(Data shown)
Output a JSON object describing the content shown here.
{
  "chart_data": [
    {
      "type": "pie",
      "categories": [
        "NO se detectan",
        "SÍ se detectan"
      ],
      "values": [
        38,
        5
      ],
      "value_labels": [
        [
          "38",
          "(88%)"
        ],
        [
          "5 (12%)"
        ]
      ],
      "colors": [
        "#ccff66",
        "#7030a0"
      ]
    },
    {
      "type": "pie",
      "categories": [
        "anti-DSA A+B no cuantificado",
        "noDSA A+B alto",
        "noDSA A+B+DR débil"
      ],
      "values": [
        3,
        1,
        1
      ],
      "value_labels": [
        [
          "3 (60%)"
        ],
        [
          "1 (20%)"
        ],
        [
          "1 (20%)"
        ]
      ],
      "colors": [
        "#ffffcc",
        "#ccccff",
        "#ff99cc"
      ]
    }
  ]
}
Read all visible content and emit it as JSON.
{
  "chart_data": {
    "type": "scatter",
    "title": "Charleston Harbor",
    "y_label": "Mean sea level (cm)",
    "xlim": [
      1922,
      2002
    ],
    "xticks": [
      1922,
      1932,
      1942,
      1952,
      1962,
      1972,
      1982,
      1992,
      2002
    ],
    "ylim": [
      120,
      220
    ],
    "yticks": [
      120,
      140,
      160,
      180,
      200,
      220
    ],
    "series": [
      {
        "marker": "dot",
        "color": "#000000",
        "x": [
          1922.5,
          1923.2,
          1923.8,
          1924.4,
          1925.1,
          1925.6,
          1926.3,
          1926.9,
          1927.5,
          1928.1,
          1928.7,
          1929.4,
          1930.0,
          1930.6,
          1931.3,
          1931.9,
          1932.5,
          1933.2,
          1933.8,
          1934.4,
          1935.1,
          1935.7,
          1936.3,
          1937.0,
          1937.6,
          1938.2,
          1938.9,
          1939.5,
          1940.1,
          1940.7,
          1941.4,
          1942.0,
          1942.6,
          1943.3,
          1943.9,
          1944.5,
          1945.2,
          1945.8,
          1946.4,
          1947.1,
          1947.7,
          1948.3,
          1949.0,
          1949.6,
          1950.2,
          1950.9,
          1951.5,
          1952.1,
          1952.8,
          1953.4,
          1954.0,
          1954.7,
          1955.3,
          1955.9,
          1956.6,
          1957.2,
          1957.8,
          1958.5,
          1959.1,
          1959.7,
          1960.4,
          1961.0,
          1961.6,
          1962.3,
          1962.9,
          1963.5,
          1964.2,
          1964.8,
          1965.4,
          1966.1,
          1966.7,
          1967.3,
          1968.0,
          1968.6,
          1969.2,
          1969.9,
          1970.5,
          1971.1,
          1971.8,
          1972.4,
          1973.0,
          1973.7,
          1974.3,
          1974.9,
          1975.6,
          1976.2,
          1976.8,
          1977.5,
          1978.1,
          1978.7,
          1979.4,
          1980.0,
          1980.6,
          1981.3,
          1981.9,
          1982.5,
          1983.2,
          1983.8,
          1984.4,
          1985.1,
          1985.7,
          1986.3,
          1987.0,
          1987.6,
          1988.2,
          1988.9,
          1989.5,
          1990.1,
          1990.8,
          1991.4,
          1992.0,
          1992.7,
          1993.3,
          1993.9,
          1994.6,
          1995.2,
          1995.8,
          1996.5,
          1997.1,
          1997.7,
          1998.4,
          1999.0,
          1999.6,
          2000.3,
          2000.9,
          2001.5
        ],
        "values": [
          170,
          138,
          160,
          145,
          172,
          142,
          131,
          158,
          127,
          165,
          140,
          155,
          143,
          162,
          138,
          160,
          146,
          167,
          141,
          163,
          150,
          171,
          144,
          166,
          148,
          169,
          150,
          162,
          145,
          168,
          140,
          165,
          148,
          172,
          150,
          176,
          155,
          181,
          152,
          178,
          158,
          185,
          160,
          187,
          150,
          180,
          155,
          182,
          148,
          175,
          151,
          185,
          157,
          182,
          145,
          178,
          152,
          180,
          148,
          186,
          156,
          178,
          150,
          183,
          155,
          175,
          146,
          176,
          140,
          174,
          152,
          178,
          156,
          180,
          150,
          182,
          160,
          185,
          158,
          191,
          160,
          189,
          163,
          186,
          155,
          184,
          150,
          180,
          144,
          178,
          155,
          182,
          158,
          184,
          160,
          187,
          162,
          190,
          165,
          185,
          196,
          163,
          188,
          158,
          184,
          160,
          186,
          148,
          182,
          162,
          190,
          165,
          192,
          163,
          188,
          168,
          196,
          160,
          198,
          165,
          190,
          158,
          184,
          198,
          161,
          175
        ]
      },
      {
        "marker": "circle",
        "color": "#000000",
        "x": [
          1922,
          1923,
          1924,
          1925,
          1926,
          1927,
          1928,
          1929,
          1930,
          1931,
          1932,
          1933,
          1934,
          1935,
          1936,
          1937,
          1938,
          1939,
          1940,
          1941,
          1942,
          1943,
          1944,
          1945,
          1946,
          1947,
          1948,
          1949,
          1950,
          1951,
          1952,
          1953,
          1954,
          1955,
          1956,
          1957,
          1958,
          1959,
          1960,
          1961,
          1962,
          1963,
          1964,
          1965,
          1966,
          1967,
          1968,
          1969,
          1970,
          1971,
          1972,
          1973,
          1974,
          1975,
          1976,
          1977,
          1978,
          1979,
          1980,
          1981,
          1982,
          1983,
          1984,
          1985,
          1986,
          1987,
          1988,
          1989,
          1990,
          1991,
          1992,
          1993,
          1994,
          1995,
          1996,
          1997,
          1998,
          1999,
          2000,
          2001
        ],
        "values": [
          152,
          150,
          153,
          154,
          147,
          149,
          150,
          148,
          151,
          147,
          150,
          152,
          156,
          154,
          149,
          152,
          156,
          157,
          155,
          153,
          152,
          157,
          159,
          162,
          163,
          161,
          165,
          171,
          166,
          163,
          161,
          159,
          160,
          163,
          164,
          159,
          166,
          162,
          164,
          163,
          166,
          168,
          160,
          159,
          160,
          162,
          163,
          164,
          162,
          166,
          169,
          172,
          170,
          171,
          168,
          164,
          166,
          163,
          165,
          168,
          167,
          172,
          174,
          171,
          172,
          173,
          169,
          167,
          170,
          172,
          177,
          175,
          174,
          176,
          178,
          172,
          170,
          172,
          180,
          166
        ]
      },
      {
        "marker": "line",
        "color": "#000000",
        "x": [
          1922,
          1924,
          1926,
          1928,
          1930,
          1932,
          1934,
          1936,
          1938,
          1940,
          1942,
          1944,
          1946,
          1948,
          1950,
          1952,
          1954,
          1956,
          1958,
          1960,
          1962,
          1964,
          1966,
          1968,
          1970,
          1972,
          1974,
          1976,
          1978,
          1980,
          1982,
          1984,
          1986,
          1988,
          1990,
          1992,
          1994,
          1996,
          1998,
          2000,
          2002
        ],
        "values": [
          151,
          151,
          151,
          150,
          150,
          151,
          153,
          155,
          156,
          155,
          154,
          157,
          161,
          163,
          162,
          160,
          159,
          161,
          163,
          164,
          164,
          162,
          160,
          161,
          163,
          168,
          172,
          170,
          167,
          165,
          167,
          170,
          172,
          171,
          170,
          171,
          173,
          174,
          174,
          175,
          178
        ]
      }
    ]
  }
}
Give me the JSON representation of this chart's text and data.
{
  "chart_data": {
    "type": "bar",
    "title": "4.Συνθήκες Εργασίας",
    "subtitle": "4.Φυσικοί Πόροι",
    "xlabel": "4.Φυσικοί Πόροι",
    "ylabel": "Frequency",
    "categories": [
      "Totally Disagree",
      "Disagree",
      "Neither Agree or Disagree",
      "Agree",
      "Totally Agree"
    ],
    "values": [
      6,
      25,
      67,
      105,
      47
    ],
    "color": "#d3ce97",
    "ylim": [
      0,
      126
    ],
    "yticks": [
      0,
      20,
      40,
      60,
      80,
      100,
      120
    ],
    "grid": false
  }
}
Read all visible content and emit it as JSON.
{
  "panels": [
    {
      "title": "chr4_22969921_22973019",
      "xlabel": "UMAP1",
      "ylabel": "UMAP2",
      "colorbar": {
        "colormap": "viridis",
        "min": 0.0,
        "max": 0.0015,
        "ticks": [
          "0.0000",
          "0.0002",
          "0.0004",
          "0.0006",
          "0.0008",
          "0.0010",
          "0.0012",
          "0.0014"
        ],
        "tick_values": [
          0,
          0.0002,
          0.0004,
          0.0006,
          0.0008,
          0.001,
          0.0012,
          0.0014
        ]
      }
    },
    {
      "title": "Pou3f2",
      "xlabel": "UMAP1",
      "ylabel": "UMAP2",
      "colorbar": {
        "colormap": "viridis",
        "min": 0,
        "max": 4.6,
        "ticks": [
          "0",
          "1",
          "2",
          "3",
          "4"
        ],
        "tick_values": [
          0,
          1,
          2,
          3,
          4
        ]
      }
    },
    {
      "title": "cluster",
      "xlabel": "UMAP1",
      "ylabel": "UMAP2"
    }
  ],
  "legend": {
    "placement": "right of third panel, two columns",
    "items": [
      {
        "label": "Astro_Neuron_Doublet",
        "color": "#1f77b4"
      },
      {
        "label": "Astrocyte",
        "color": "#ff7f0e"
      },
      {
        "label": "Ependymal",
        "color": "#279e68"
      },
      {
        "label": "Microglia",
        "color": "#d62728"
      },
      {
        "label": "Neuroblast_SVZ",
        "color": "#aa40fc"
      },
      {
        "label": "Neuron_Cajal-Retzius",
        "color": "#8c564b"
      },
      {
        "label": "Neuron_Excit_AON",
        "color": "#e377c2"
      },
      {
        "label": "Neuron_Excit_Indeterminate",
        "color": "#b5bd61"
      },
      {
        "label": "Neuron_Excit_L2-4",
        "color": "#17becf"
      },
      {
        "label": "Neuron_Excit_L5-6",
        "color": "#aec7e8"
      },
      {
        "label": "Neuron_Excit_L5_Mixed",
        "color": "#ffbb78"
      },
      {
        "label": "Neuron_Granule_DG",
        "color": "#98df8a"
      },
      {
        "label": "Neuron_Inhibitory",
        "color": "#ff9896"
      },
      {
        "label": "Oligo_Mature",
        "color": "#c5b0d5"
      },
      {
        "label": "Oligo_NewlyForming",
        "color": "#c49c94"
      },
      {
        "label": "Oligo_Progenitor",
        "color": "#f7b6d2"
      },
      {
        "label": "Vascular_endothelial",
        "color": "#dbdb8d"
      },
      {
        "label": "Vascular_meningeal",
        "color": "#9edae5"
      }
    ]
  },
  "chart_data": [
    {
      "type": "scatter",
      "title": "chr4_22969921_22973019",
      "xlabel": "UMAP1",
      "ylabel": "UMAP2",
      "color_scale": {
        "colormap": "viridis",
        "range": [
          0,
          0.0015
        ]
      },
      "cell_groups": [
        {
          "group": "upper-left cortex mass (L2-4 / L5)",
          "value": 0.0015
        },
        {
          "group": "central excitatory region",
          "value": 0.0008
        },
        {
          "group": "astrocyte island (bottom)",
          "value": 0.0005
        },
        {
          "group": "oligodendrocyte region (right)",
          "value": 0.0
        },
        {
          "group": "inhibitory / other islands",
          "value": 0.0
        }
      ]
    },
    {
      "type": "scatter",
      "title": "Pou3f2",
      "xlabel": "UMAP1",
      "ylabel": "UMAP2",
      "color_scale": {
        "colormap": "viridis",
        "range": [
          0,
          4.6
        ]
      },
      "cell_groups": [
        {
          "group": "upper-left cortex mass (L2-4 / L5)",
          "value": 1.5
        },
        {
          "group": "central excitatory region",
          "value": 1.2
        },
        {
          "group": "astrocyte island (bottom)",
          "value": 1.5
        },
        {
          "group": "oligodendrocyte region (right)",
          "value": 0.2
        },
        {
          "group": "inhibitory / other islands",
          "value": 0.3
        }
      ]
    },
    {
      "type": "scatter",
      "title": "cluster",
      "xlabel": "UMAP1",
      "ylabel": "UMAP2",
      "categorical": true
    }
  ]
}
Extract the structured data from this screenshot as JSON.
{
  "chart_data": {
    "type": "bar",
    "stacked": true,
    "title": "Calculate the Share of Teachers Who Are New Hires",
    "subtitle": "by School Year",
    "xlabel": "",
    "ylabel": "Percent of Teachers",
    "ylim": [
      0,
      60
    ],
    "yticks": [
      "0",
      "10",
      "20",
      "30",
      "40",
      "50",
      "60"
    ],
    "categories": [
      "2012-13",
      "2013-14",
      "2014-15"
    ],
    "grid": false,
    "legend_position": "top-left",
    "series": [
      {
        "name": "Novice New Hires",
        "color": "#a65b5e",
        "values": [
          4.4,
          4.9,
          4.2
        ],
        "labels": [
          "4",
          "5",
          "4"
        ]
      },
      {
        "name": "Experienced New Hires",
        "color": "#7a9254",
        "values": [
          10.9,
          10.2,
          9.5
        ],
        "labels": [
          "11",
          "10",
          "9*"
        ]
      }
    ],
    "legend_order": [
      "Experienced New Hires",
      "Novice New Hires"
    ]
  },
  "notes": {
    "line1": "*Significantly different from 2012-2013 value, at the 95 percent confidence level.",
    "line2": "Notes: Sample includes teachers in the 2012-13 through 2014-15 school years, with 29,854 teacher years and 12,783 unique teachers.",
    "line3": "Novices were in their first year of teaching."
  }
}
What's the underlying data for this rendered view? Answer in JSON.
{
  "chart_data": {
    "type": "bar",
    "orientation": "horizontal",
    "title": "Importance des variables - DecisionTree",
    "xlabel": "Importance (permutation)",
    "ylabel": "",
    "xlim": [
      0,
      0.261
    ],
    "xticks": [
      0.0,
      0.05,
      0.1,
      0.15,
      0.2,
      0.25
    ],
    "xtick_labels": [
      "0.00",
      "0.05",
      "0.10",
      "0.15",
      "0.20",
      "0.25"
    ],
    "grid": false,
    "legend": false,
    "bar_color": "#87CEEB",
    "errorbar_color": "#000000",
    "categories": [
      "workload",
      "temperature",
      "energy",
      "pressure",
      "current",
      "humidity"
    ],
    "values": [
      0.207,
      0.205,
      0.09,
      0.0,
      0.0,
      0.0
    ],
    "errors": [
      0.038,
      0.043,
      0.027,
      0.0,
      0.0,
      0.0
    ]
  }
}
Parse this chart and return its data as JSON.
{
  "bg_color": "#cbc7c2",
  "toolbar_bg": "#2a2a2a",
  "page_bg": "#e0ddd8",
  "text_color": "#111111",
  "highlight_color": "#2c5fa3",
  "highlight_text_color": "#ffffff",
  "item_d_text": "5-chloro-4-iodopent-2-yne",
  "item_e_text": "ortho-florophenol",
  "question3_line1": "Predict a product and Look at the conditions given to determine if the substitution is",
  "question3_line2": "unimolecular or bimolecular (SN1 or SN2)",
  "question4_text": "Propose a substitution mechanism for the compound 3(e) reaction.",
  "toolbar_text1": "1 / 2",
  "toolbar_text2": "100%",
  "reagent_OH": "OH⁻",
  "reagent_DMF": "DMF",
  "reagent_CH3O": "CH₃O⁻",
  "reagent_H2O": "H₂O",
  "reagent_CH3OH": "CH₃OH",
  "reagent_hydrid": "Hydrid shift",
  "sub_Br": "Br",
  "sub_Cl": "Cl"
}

(Task instructions) State the count of lines above containing the string "Importance", and add nothing to it.

(Task output) 2